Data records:
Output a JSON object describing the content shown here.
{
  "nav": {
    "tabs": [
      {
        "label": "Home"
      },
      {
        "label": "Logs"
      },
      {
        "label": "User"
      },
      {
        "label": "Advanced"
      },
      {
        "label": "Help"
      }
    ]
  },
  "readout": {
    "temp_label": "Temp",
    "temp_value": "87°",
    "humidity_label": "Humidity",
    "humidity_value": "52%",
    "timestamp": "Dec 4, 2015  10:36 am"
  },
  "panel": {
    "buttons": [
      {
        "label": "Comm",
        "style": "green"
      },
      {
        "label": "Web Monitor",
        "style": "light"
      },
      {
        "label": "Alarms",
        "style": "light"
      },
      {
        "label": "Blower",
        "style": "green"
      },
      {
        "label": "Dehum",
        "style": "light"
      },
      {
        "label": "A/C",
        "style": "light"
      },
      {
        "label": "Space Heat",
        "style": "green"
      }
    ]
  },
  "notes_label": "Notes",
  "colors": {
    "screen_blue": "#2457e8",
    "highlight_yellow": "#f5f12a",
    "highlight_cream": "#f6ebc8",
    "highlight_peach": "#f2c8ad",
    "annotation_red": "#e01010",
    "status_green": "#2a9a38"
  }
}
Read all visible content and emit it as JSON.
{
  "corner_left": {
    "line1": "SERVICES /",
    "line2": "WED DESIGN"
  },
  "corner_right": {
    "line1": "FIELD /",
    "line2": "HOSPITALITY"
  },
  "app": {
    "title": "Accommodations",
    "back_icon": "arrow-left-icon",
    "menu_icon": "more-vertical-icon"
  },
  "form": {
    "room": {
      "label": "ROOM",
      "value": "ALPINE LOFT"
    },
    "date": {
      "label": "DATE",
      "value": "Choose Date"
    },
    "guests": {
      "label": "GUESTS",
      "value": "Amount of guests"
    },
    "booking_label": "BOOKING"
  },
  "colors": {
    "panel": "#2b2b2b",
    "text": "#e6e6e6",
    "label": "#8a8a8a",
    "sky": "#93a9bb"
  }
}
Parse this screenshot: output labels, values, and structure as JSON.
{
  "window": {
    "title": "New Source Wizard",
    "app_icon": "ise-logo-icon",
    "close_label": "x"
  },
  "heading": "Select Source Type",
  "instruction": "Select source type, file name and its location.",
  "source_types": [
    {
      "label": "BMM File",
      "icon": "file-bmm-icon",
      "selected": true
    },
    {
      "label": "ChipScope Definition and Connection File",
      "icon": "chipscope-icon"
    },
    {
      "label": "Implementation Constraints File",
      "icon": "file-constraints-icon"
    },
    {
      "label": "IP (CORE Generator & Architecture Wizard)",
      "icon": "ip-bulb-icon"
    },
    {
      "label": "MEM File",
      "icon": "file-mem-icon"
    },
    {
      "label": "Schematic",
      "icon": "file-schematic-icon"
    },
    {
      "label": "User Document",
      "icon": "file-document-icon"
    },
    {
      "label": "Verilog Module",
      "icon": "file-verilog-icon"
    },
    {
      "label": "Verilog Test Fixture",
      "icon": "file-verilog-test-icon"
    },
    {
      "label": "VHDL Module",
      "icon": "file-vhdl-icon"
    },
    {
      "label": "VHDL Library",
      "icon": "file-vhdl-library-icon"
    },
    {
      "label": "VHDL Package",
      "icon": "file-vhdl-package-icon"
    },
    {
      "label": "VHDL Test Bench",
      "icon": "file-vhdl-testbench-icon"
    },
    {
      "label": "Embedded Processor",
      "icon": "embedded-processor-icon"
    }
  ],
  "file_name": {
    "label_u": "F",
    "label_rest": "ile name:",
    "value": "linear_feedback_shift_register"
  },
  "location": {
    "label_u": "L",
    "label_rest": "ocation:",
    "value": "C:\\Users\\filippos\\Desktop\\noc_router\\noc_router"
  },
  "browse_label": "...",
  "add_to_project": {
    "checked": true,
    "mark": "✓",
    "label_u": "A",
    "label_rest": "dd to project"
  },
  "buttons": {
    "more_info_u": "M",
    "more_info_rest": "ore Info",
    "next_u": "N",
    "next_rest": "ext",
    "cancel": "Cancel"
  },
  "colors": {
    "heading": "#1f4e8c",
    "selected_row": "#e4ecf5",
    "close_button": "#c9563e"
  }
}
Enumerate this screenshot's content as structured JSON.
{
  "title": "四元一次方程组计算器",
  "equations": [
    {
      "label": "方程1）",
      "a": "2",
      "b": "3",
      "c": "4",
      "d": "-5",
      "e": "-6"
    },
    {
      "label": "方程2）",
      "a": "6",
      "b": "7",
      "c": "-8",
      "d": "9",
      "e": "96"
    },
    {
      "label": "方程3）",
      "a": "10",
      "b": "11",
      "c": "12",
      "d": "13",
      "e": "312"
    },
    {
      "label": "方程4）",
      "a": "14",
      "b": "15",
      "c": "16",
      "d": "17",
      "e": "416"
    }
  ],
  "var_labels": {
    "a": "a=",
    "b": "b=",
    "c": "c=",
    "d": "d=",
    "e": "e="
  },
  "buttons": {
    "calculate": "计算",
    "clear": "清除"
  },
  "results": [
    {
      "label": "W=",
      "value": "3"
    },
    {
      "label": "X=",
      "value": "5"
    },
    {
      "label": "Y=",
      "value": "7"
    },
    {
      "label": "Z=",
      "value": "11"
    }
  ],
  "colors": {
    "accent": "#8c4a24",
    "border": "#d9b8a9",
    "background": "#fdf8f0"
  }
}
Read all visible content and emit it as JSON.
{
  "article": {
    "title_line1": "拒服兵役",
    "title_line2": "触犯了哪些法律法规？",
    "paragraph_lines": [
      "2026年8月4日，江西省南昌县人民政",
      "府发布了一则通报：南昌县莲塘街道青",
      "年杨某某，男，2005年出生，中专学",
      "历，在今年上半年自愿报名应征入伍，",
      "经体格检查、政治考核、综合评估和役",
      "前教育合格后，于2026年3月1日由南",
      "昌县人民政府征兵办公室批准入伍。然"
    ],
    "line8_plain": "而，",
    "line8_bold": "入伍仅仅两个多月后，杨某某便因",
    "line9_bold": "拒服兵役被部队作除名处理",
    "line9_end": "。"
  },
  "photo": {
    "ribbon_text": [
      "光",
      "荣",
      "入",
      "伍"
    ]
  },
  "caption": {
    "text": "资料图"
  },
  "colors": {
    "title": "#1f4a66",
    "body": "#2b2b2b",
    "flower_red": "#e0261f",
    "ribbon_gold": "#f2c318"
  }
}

◆ **EXERCISE AIM**: Return the whole listing exactly.

◆ **ANSWER BELOW**:
Output a JSON object describing the content shown here.
{
  "nav": {
    "tabs": [
      {
        "label": "Home"
      },
      {
        "label": "Logs"
      },
      {
        "label": "User"
      },
      {
        "label": "Advanced"
      },
      {
        "label": "Help"
      }
    ]
  },
  "readout": {
    "temp_label": "Temp",
    "temp_value": "87°",
    "humidity_label": "Humidity",
    "humidity_value": "52%",
    "timestamp": "Dec 4, 2015  10:36 am"
  },
  "panel": {
    "buttons": [
      {
        "label": "Comm",
        "style": "green"
      },
      {
        "label": "Web Monitor",
        "style": "light"
      },
      {
        "label": "Alarms",
        "style": "light"
      },
      {
        "label": "Blower",
        "style": "green"
      },
      {
        "label": "Dehum",
        "style": "light"
      },
      {
        "label": "A/C",
        "style": "light"
      },
      {
        "label": "Space Heat",
        "style": "green"
      }
    ]
  },
  "notes_label": "Notes",
  "colors": {
    "screen_blue": "#2457e8",
    "highlight_yellow": "#f5f12a",
    "highlight_cream": "#f6ebc8",
    "highlight_peach": "#f2c8ad",
    "annotation_red": "#e01010",
    "status_green": "#2a9a38"
  }
}
Read all visible content and emit it as JSON.
{
  "corner_left": {
    "line1": "SERVICES /",
    "line2": "WED DESIGN"
  },
  "corner_right": {
    "line1": "FIELD /",
    "line2": "HOSPITALITY"
  },
  "app": {
    "title": "Accommodations",
    "back_icon": "arrow-left-icon",
    "menu_icon": "more-vertical-icon"
  },
  "form": {
    "room": {
      "label": "ROOM",
      "value": "ALPINE LOFT"
    },
    "date": {
      "label": "DATE",
      "value": "Choose Date"
    },
    "guests": {
      "label": "GUESTS",
      "value": "Amount of guests"
    },
    "booking_label": "BOOKING"
  },
  "colors": {
    "panel": "#2b2b2b",
    "text": "#e6e6e6",
    "label": "#8a8a8a",
    "sky": "#93a9bb"
  }
}
Parse this screenshot: output labels, values, and structure as JSON.
{
  "window": {
    "title": "New Source Wizard",
    "app_icon": "ise-logo-icon",
    "close_label": "x"
  },
  "heading": "Select Source Type",
  "instruction": "Select source type, file name and its location.",
  "source_types": [
    {
      "label": "BMM File",
      "icon": "file-bmm-icon",
      "selected": true
    },
    {
      "label": "ChipScope Definition and Connection File",
      "icon": "chipscope-icon"
    },
    {
      "label": "Implementation Constraints File",
      "icon": "file-constraints-icon"
    },
    {
      "label": "IP (CORE Generator & Architecture Wizard)",
      "icon": "ip-bulb-icon"
    },
    {
      "label": "MEM File",
      "icon": "file-mem-icon"
    },
    {
      "label": "Schematic",
      "icon": "file-schematic-icon"
    },
    {
      "label": "User Document",
      "icon": "file-document-icon"
    },
    {
      "label": "Verilog Module",
      "icon": "file-verilog-icon"
    },
    {
      "label": "Verilog Test Fixture",
      "icon": "file-verilog-test-icon"
    },
    {
      "label": "VHDL Module",
      "icon": "file-vhdl-icon"
    },
    {
      "label": "VHDL Library",
      "icon": "file-vhdl-library-icon"
    },
    {
      "label": "VHDL Package",
      "icon": "file-vhdl-package-icon"
    },
    {
      "label": "VHDL Test Bench",
      "icon": "file-vhdl-testbench-icon"
    },
    {
      "label": "Embedded Processor",
      "icon": "embedded-processor-icon"
    }
  ],
  "file_name": {
    "label_u": "F",
    "label_rest": "ile name:",
    "value": "linear_feedback_shift_register"
  },
  "location": {
    "label_u": "L",
    "label_rest": "ocation:",
    "value": "C:\\Users\\filippos\\Desktop\\noc_router\\noc_router"
  },
  "browse_label": "...",
  "add_to_project": {
    "checked": true,
    "mark": "✓",
    "label_u": "A",
    "label_rest": "dd to project"
  },
  "buttons": {
    "more_info_u": "M",
    "more_info_rest": "ore Info",
    "next_u": "N",
    "next_rest": "ext",
    "cancel": "Cancel"
  },
  "colors": {
    "heading": "#1f4e8c",
    "selected_row": "#e4ecf5",
    "close_button": "#c9563e"
  }
}
Enumerate this screenshot's content as structured JSON.
{
  "title": "四元一次方程组计算器",
  "equations": [
    {
      "label": "方程1）",
      "a": "2",
      "b": "3",
      "c": "4",
      "d": "-5",
      "e": "-6"
    },
    {
      "label": "方程2）",
      "a": "6",
      "b": "7",
      "c": "-8",
      "d": "9",
      "e": "96"
    },
    {
      "label": "方程3）",
      "a": "10",
      "b": "11",
      "c": "12",
      "d": "13",
      "e": "312"
    },
    {
      "label": "方程4）",
      "a": "14",
      "b": "15",
      "c": "16",
      "d": "17",
      "e": "416"
    }
  ],
  "var_labels": {
    "a": "a=",
    "b": "b=",
    "c": "c=",
    "d": "d=",
    "e": "e="
  },
  "buttons": {
    "calculate": "计算",
    "clear": "清除"
  },
  "results": [
    {
      "label": "W=",
      "value": "3"
    },
    {
      "label": "X=",
      "value": "5"
    },
    {
      "label": "Y=",
      "value": "7"
    },
    {
      "label": "Z=",
      "value": "11"
    }
  ],
  "colors": {
    "accent": "#8c4a24",
    "border": "#d9b8a9",
    "background": "#fdf8f0"
  }
}
Read all visible content and emit it as JSON.
{
  "article": {
    "title_line1": "拒服兵役",
    "title_line2": "触犯了哪些法律法规？",
    "paragraph_lines": [
      "2026年8月4日，江西省南昌县人民政",
      "府发布了一则通报：南昌县莲塘街道青",
      "年杨某某，男，2005年出生，中专学",
      "历，在今年上半年自愿报名应征入伍，",
      "经体格检查、政治考核、综合评估和役",
      "前教育合格后，于2026年3月1日由南",
      "昌县人民政府征兵办公室批准入伍。然"
    ],
    "line8_plain": "而，",
    "line8_bold": "入伍仅仅两个多月后，杨某某便因",
    "line9_bold": "拒服兵役被部队作除名处理",
    "line9_end": "。"
  },
  "photo": {
    "ribbon_text": [
      "光",
      "荣",
      "入",
      "伍"
    ]
  },
  "caption": {
    "text": "资料图"
  },
  "colors": {
    "title": "#1f4a66",
    "body": "#2b2b2b",
    "flower_red": "#e0261f",
    "ribbon_gold": "#f2c318"
  }
}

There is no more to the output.